**Input material:**
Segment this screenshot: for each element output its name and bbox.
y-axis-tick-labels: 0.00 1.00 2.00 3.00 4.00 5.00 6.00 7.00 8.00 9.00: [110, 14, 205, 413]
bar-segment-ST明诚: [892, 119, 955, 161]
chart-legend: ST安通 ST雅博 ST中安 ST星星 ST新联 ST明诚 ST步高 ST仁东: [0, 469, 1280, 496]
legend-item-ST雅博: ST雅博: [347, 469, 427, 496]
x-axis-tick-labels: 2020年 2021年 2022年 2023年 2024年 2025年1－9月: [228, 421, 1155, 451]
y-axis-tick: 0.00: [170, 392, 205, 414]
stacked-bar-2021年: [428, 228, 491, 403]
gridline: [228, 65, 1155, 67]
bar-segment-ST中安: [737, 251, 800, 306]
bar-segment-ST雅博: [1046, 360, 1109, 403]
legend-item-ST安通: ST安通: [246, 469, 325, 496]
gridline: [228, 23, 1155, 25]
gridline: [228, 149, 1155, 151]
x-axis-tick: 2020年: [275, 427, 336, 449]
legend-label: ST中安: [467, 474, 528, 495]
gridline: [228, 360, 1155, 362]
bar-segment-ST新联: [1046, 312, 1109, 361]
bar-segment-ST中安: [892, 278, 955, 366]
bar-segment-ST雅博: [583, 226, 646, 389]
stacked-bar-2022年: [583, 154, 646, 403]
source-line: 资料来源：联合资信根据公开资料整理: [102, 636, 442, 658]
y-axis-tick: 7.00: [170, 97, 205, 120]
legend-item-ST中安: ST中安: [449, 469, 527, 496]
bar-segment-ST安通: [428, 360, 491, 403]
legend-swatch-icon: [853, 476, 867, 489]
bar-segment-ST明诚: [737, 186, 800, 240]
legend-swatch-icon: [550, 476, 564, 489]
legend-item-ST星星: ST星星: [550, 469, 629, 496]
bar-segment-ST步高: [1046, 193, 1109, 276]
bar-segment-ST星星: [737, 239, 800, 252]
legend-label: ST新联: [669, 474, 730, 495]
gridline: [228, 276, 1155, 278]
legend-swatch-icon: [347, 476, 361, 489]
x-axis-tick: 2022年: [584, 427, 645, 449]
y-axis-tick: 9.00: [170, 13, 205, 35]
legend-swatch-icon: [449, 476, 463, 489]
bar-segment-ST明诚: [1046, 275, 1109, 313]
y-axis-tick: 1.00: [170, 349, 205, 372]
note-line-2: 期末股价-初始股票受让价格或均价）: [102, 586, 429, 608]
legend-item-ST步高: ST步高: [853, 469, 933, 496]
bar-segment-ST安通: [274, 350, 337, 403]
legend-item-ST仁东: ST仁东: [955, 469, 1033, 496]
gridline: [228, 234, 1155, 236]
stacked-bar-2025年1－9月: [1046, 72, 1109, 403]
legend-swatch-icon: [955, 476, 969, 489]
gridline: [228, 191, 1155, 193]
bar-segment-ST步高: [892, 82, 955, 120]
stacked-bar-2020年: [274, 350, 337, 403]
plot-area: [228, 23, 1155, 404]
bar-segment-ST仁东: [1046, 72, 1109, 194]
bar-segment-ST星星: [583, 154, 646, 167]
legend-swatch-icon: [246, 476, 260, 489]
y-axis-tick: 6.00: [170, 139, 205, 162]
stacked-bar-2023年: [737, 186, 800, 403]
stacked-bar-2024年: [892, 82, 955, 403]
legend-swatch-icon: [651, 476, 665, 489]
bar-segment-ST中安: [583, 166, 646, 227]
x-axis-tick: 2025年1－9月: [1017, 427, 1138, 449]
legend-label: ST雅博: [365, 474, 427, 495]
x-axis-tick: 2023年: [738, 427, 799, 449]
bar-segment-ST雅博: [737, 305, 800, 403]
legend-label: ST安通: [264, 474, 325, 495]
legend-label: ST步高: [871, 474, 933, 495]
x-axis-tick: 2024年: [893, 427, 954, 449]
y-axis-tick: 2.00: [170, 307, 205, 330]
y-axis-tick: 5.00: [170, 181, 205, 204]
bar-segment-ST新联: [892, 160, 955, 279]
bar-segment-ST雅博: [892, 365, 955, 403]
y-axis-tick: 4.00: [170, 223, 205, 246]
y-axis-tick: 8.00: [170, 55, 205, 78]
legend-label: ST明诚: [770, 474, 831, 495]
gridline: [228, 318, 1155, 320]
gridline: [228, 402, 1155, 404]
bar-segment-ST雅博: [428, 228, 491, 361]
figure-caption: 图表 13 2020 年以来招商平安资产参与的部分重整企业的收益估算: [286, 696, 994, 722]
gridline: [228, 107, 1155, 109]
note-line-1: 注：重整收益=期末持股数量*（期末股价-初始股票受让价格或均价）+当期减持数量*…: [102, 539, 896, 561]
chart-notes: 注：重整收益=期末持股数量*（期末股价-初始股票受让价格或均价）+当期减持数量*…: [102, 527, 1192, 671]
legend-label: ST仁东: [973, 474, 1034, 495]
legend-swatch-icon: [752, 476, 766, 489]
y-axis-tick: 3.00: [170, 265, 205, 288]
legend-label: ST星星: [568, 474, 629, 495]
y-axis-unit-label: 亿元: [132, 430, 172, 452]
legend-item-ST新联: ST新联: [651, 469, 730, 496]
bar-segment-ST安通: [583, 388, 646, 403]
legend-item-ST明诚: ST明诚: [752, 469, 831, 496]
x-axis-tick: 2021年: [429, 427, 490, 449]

**Directions for this task:**
Quote the rows verbatim, starting at the first row and stopping after the row that contains "legend-item-ST雅博: ST雅博: [347, 469, 427, 496]".

**Full answer:**
Segment this screenshot: for each element output its name and bbox.
y-axis-tick-labels: 0.00 1.00 2.00 3.00 4.00 5.00 6.00 7.00 8.00 9.00: [110, 14, 205, 413]
bar-segment-ST明诚: [892, 119, 955, 161]
chart-legend: ST安通 ST雅博 ST中安 ST星星 ST新联 ST明诚 ST步高 ST仁东: [0, 469, 1280, 496]
legend-item-ST雅博: ST雅博: [347, 469, 427, 496]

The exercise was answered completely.